#### [Input for this task]
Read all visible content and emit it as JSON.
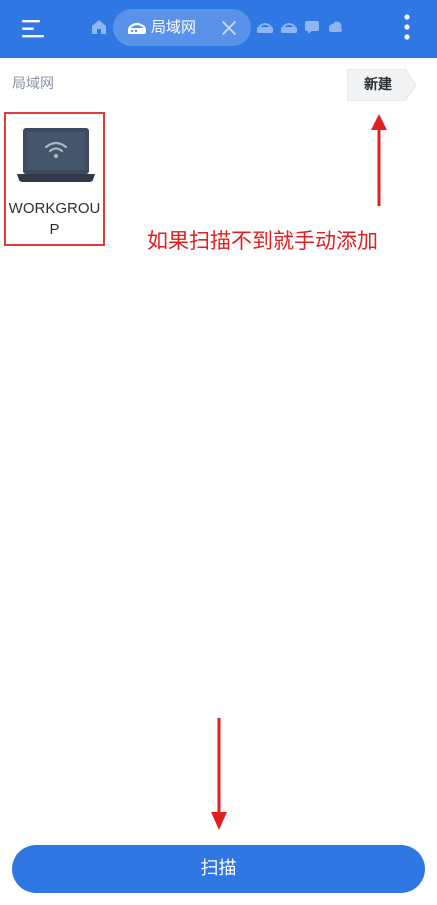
{
  "topbar": {
    "tab_label": "局域网",
    "icons": {
      "menu": "menu-icon",
      "home": "home-icon",
      "tab": "network-icon",
      "close": "close-icon",
      "more": "more-vertical-icon"
    }
  },
  "breadcrumb": {
    "label": "局域网"
  },
  "toolbar": {
    "new_label": "新建"
  },
  "devices": [
    {
      "name": "WORKGROUP",
      "icon": "laptop-wifi-icon"
    }
  ],
  "annotation": {
    "text": "如果扫描不到就手动添加"
  },
  "footer": {
    "scan_label": "扫描"
  },
  "colors": {
    "primary": "#2f78e4",
    "annotation_red": "#e02020",
    "highlight_border": "#e03a3a"
  }
}
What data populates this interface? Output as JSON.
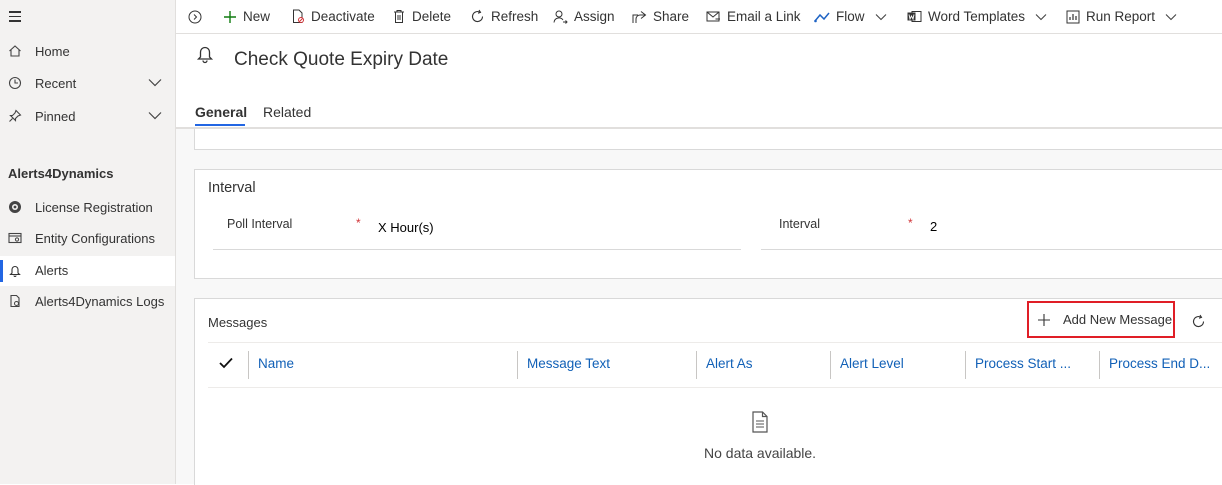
{
  "sidebar": {
    "items": [
      {
        "label": "Home",
        "icon": "home-icon"
      },
      {
        "label": "Recent",
        "icon": "clock-icon"
      },
      {
        "label": "Pinned",
        "icon": "pin-icon"
      }
    ],
    "area_title": "Alerts4Dynamics",
    "area_items": [
      {
        "label": "License Registration",
        "icon": "license-icon"
      },
      {
        "label": "Entity Configurations",
        "icon": "entity-config-icon"
      },
      {
        "label": "Alerts",
        "icon": "bell-icon",
        "selected": true
      },
      {
        "label": "Alerts4Dynamics Logs",
        "icon": "log-icon"
      }
    ]
  },
  "commandbar": {
    "new": "New",
    "deactivate": "Deactivate",
    "delete": "Delete",
    "refresh": "Refresh",
    "assign": "Assign",
    "share": "Share",
    "email_link": "Email a Link",
    "flow": "Flow",
    "word_templates": "Word Templates",
    "run_report": "Run Report"
  },
  "record": {
    "title": "Check Quote Expiry Date",
    "icon": "bell-icon"
  },
  "tabs": [
    {
      "label": "General",
      "active": true
    },
    {
      "label": "Related",
      "active": false
    }
  ],
  "interval_section": {
    "title": "Interval",
    "poll_interval": {
      "label": "Poll Interval",
      "required": "*",
      "value": "X Hour(s)"
    },
    "interval": {
      "label": "Interval",
      "required": "*",
      "value": "2"
    }
  },
  "messages_section": {
    "title": "Messages",
    "add_button": "Add New Message",
    "columns": [
      "Name",
      "Message Text",
      "Alert As",
      "Alert Level",
      "Process Start ...",
      "Process End D..."
    ],
    "empty_text": "No data available."
  },
  "colors": {
    "accent": "#2266e3",
    "link": "#1160b7",
    "required": "#d13438",
    "highlight_border": "#e01e26"
  }
}
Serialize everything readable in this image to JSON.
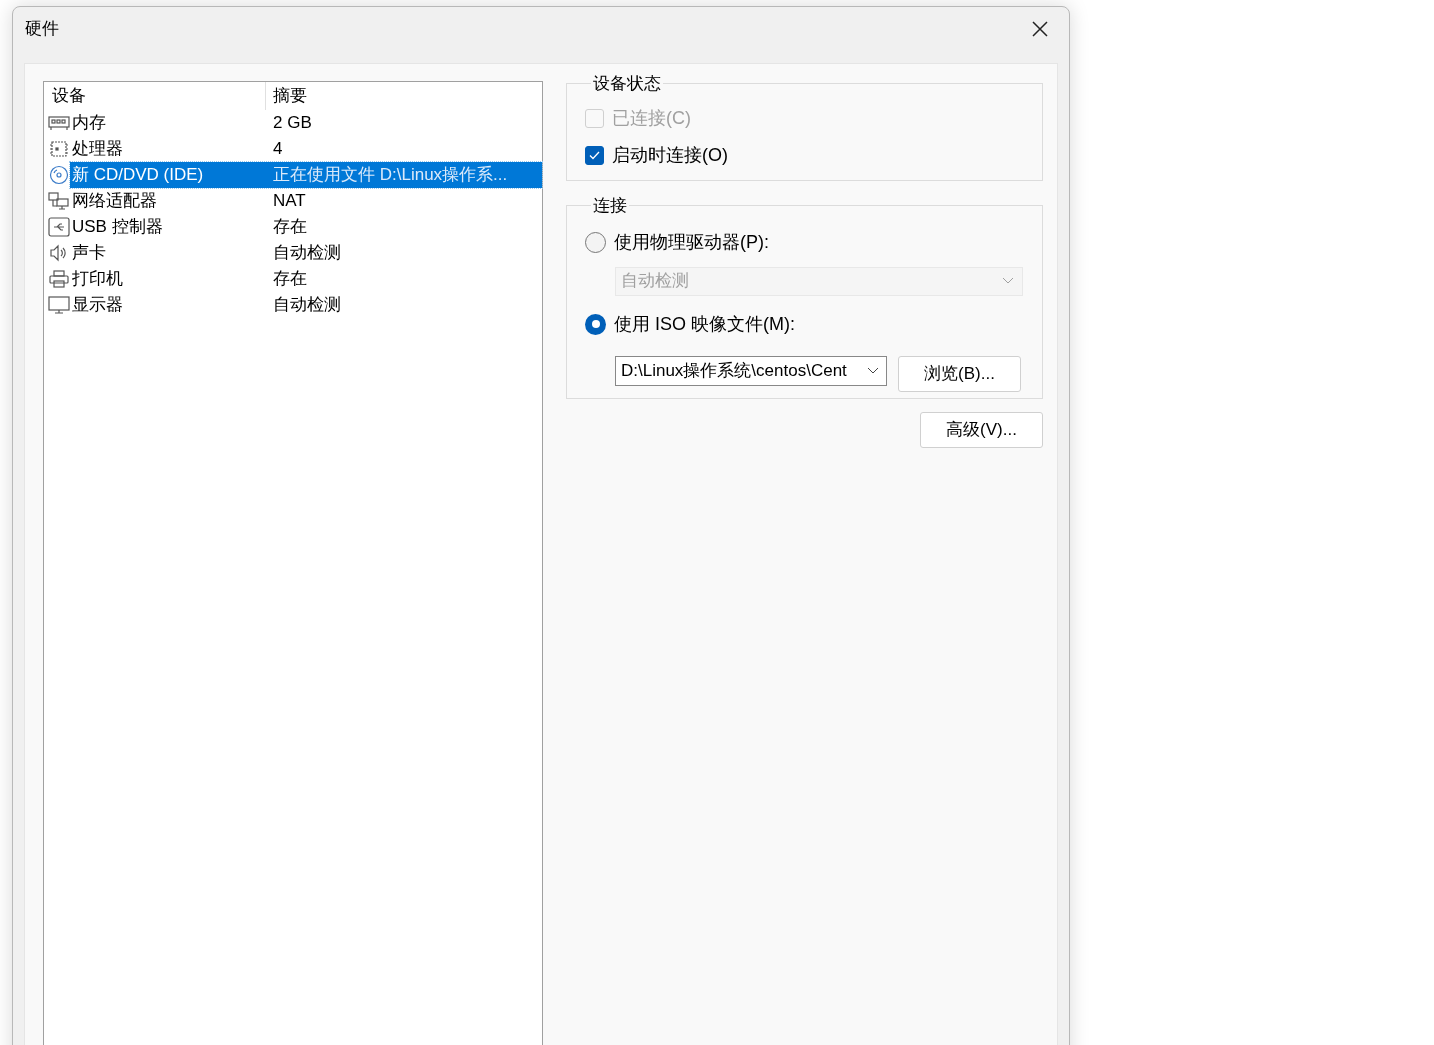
{
  "window": {
    "title": "硬件"
  },
  "devices": {
    "columns": [
      "设备",
      "摘要"
    ],
    "rows": [
      {
        "kind": "memory",
        "device": "内存",
        "summary": "2 GB",
        "selected": false
      },
      {
        "kind": "cpu",
        "device": "处理器",
        "summary": "4",
        "selected": false
      },
      {
        "kind": "disc",
        "device": "新 CD/DVD (IDE)",
        "summary": "正在使用文件 D:\\Linux操作系...",
        "selected": true
      },
      {
        "kind": "network",
        "device": "网络适配器",
        "summary": "NAT",
        "selected": false
      },
      {
        "kind": "usb",
        "device": "USB 控制器",
        "summary": "存在",
        "selected": false
      },
      {
        "kind": "sound",
        "device": "声卡",
        "summary": "自动检测",
        "selected": false
      },
      {
        "kind": "printer",
        "device": "打印机",
        "summary": "存在",
        "selected": false
      },
      {
        "kind": "display",
        "device": "显示器",
        "summary": "自动检测",
        "selected": false
      }
    ]
  },
  "device_status": {
    "title": "设备状态",
    "options": [
      {
        "label": "已连接(C)",
        "checked": false,
        "disabled": true
      },
      {
        "label": "启动时连接(O)",
        "checked": true,
        "disabled": false
      }
    ]
  },
  "connection": {
    "title": "连接",
    "physical": {
      "label": "使用物理驱动器(P):",
      "selected": false,
      "dropdown": {
        "value": "自动检测",
        "disabled": true
      }
    },
    "iso": {
      "label": "使用 ISO 映像文件(M):",
      "selected": true,
      "path": "D:\\Linux操作系统\\centos\\Cent",
      "browse": "浏览(B)..."
    }
  },
  "advanced": "高级(V)..."
}
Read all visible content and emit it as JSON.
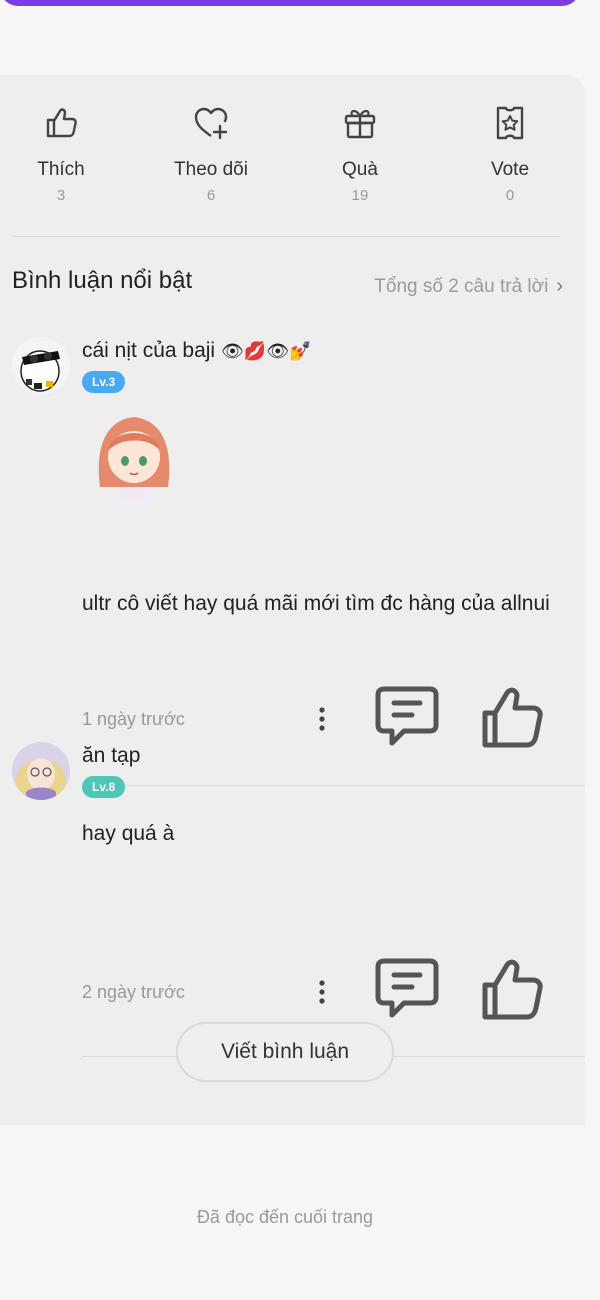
{
  "stats": [
    {
      "label": "Thích",
      "count": "3",
      "icon": "thumbs-up-icon"
    },
    {
      "label": "Theo dõi",
      "count": "6",
      "icon": "heart-plus-icon"
    },
    {
      "label": "Quà",
      "count": "19",
      "icon": "gift-icon"
    },
    {
      "label": "Vote",
      "count": "0",
      "icon": "vote-ticket-icon"
    }
  ],
  "comments_section": {
    "title": "Bình luận nổi bật",
    "total_link": "Tổng số 2 câu trả lời"
  },
  "comments": [
    {
      "name": "cái nịt của baji",
      "emojis": "👁💋👁💅",
      "level": "Lv.3",
      "level_color": "#49a9ee",
      "text": "ultr cô viết hay quá mãi mới tìm đc hàng của allnui",
      "time": "1 ngày trước",
      "has_sticker": true
    },
    {
      "name": "ăn tạp",
      "emojis": "",
      "level": "Lv.8",
      "level_color": "#4fc6b8",
      "text": "hay quá à",
      "time": "2 ngày trước",
      "has_sticker": false
    }
  ],
  "write_comment_label": "Viết bình luận",
  "end_of_page": "Đã đọc đến cuối trang",
  "colors": {
    "accent": "#7a3ee0",
    "card_bg": "#eeeeee",
    "page_bg": "#f6f6f7",
    "icon_stroke": "#555555"
  }
}
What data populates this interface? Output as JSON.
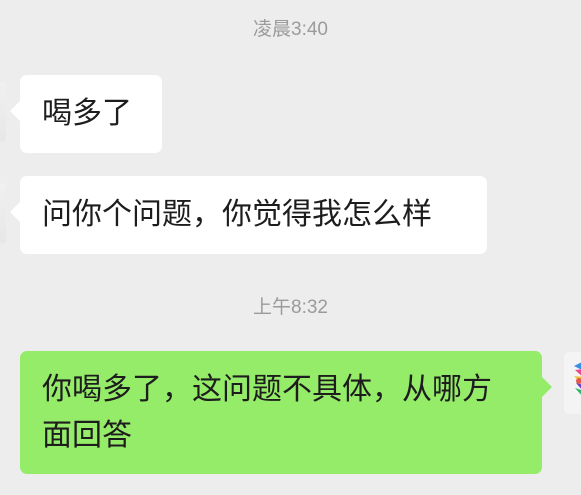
{
  "chat": {
    "time_1": "凌晨3:40",
    "msg_1": "喝多了",
    "msg_2": "问你个问题，你觉得我怎么样",
    "time_2": "上午8:32",
    "msg_3": "你喝多了，这问题不具体，从哪方面回答"
  },
  "colors": {
    "background": "#ededed",
    "incoming_bubble": "#ffffff",
    "outgoing_bubble": "#95ec69",
    "timestamp_text": "#9b9b9b"
  },
  "icons": {
    "my_avatar": "colorful-avatar-icon"
  }
}
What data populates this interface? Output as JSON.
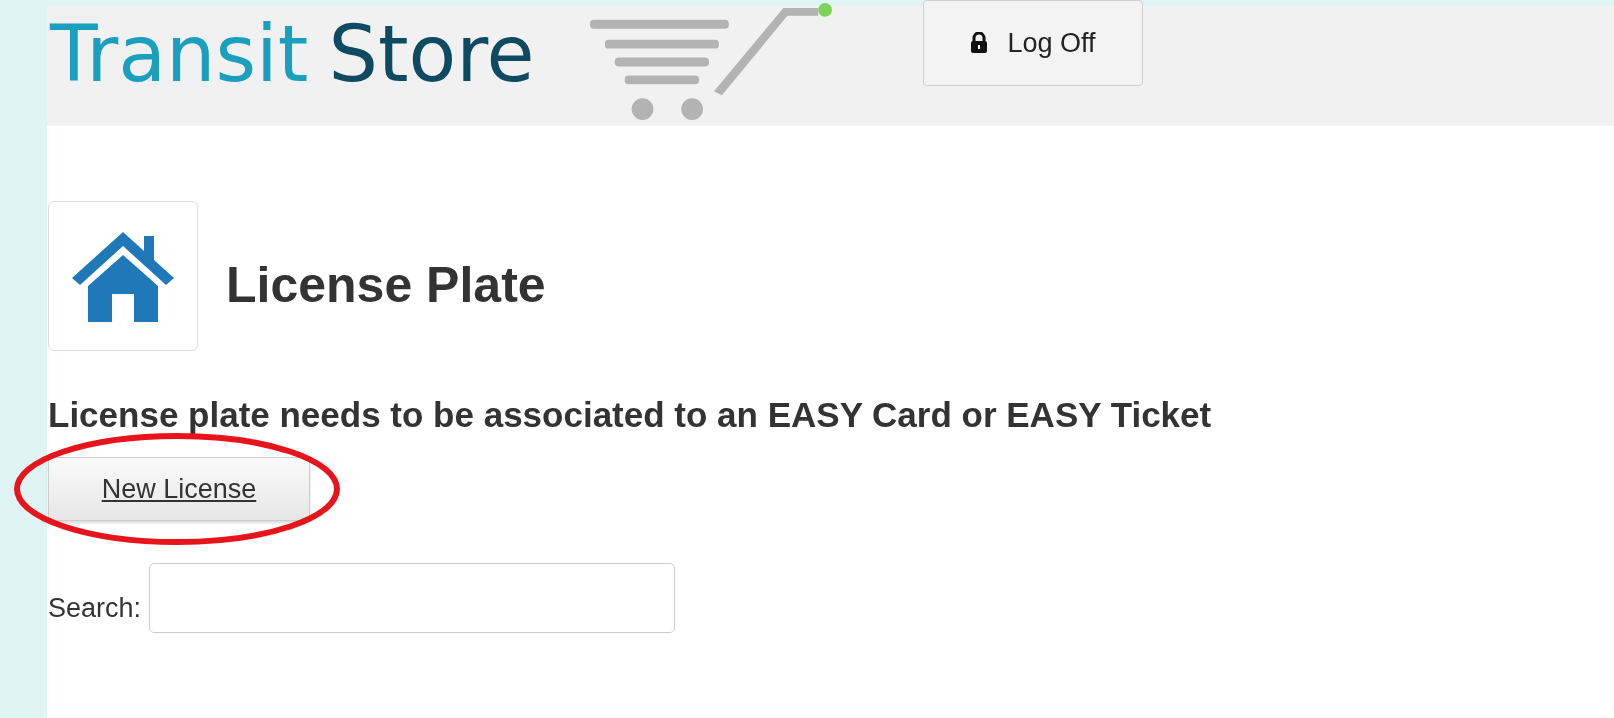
{
  "header": {
    "logo": {
      "part_1": "Transit",
      "part_2": "Store"
    },
    "log_off_button": {
      "label": "Log Off"
    }
  },
  "page": {
    "title": "License Plate",
    "notice": "License plate needs to be associated to an EASY Card or EASY Ticket",
    "new_button": {
      "label": "New License"
    },
    "search": {
      "label": "Search:"
    }
  }
}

#### [What you have to do]
Search the lines above for the string "kind" and copy each line that has it.

#### [Response to the exercise]
        "kind": "memory",
        "kind": "cpu",
        "kind": "disc",
        "kind": "network",
        "kind": "usb",
        "kind": "sound",
        "kind": "printer",
        "kind": "display",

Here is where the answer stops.